**GIVEN PROBLEM A:** In the nanorod LED article, condense the paragraph beginning "The new approach is to stack nanodisks" into a short bulleted list that keeps its main facts.
**GIVEN PROBLEM B:** From the nanorod LED article, write out the stretch from "Taiwan researchers show" through "vol97, p073101, 2010]." word for word.

**EXCERPT PROVIDED:**
▬▬▬

20 August 2010


Taiwan researchers show nanorod route to white LEDs

Taiwan National Tsing-Hua University researchers believe that they have found a “unique possibility to fabricate nanorod array LEDs with high color rendering capability” [Hon-Way Lin et al, Appl. Phys. Lett., vol97, p073101, 2010].

Rather than using planar multi-quantum well (MQW) indium gallium nitride (InGaN) light-emitting devices, the Taiwan group is developing vertical, self-aligned, catalyst-free gallium nitride (GaN) nanorod arrays grown on 3-inch n-type silicon (111) substrates. The researchers grew their nanorod arrays using plasma-assisted molecular beam expitaxy (PAMBE).

The nanorods are used as “nanostructured compliant templates for growing strain-free InGaN nanodisks”. The strain-free nature arises because the nanodisks can be grown thicker (tens of nanometers) than usual planar MQW InGaN layers (2–4nm). When LEDs based on InGaN nanodisks are produced there is a spread in emission wavelengths, with the peak depending on the growth temperature and In/Ga beam fluxes.

Although there has been recent work that has enabled the whole range of InGaN compositions (In 0–100%) to be produced on nanorods (resulting in blue to red LEDs), until now white light has not been achieved due to difficulties in arranging appropriate light-mixing conditions.

Figure 1: Schematic of nanorod-array LED structure for generation of white light. Active regions contain multiple InGaN nanodisks.

The new approach is to stack nanodisks with different emitting properties to achieve appropriate mixing to obtain white light (Figure 1). Because of the strain-free nature of the nanodisks, the researchers are not limited to the active-layer thicknesses of a few nanometers common for normal planar MQW designs. Instead, the nanodisk active layers can be in the range 10–25nm. The thick disks also reduce another planar MQW defect – carrier overspill into the contacts, most usually electrons recombining in the p-contact, reducing light-emission efficiency.

▬▬▬

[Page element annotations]
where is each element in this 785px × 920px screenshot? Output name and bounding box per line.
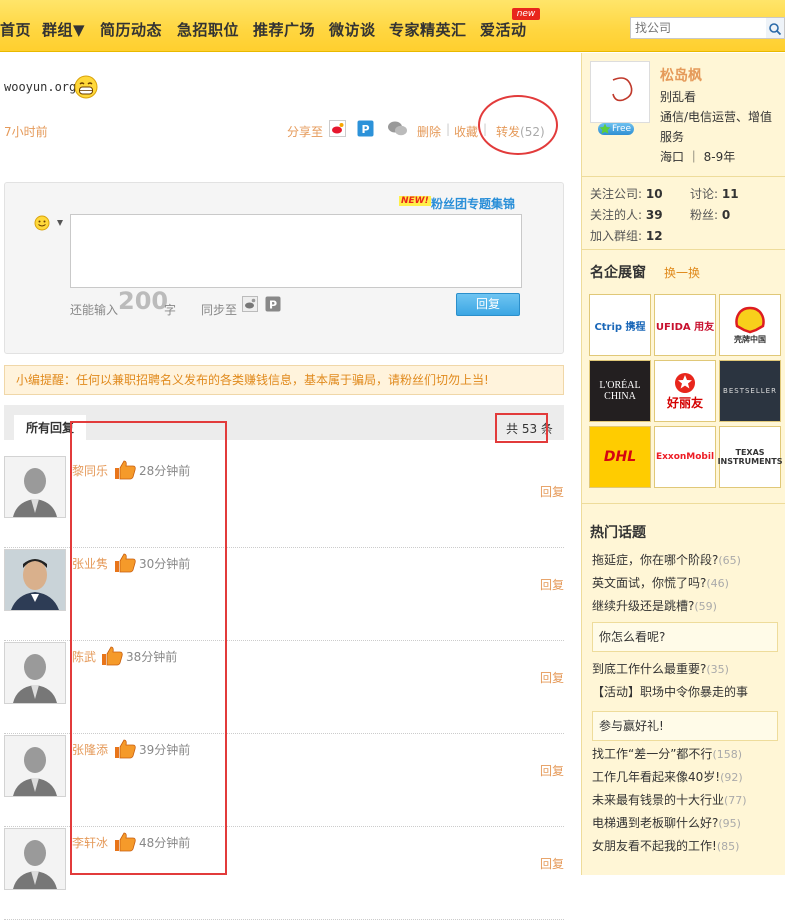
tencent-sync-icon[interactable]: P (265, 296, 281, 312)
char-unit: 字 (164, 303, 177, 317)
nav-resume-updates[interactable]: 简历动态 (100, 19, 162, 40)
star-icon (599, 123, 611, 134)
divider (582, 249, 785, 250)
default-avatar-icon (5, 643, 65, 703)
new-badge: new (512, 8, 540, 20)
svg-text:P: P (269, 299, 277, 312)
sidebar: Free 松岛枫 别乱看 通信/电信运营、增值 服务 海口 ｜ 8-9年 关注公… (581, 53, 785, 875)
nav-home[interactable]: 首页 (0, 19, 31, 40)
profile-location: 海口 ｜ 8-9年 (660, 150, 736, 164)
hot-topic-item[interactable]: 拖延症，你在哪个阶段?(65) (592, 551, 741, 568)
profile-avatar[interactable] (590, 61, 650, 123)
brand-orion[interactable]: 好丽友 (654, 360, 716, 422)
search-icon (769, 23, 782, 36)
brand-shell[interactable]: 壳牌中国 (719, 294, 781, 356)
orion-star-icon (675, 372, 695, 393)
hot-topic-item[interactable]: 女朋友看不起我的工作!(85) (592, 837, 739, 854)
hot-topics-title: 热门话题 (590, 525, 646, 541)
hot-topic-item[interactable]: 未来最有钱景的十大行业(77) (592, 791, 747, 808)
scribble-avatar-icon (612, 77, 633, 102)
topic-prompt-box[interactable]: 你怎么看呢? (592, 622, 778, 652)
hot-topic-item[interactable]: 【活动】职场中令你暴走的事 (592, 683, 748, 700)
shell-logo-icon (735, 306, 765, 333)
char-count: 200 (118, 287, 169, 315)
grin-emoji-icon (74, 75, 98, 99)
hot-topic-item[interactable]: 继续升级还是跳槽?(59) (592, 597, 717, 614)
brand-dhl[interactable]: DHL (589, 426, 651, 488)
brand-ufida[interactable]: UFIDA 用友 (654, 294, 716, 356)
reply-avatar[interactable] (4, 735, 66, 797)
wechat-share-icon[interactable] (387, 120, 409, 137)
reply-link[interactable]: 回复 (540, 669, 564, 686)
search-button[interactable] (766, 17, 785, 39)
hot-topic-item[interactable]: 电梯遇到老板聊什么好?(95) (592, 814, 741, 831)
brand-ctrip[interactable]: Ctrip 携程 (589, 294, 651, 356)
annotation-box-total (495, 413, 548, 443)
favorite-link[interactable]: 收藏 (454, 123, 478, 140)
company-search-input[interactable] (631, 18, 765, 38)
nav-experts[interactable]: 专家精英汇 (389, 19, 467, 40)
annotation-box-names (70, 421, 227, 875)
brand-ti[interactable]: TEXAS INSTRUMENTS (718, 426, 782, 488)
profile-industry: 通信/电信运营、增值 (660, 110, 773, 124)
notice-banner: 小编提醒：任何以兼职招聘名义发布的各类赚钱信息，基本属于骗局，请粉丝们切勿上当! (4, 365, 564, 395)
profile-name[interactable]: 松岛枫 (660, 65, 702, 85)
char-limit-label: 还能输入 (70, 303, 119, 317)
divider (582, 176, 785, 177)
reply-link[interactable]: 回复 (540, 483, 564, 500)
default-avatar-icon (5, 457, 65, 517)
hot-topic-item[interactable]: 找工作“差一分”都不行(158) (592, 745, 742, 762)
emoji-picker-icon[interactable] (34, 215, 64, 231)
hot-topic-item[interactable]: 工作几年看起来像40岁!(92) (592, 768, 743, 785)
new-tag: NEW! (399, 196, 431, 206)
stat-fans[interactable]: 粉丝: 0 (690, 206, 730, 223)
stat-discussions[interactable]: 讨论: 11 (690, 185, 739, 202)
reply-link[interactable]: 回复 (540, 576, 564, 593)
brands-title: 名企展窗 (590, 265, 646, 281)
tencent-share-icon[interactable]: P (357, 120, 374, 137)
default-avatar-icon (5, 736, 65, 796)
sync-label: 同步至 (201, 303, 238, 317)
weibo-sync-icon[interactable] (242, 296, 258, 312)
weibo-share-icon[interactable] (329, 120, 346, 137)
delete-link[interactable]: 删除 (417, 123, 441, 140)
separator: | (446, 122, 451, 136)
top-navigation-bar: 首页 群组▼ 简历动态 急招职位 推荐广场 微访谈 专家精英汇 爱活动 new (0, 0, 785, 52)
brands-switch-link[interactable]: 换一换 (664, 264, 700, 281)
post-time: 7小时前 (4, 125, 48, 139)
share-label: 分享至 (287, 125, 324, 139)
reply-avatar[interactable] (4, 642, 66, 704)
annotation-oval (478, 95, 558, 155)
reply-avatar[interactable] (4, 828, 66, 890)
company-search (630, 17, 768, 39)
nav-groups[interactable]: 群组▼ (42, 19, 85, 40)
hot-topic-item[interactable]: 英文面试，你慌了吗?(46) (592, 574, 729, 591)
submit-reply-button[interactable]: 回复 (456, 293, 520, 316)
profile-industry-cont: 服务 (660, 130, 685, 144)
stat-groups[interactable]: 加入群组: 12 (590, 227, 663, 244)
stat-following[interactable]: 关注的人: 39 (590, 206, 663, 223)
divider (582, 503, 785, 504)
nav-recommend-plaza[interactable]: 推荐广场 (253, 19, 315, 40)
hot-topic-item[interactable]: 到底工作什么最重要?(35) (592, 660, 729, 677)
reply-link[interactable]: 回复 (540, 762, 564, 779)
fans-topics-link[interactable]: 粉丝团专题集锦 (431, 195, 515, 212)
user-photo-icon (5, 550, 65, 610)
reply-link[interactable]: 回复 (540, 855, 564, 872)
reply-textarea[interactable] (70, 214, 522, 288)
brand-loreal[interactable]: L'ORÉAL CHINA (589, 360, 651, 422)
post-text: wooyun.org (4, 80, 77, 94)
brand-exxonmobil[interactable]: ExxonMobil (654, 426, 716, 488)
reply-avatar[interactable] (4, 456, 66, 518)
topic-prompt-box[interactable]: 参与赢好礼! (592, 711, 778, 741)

▬▬▬

**COMPLETE RESPONSE A:**
- White light comes from stacking nanodisks with different emitting properties so their light mixes appropriately (Figure 1).
- Because the nanodisks are strain-free, the active layers are not limited to the few nanometers typical of planar MQW designs. They can be 10–25nm thick.
- The thick disks also reduce carrier overspill into the contacts, another planar MQW defect. Usually this means electrons recombining in the p-contact, which lowers light-emission efficiency.

**COMPLETE RESPONSE B:**
Taiwan researchers show nanorod route to white LEDs

Taiwan National Tsing-Hua University researchers believe that they have found a “unique possibility to fabricate nanorod array LEDs with high color rendering capability” [Hon-Way Lin et al, Appl. Phys. Lett., vol97, p073101, 2010].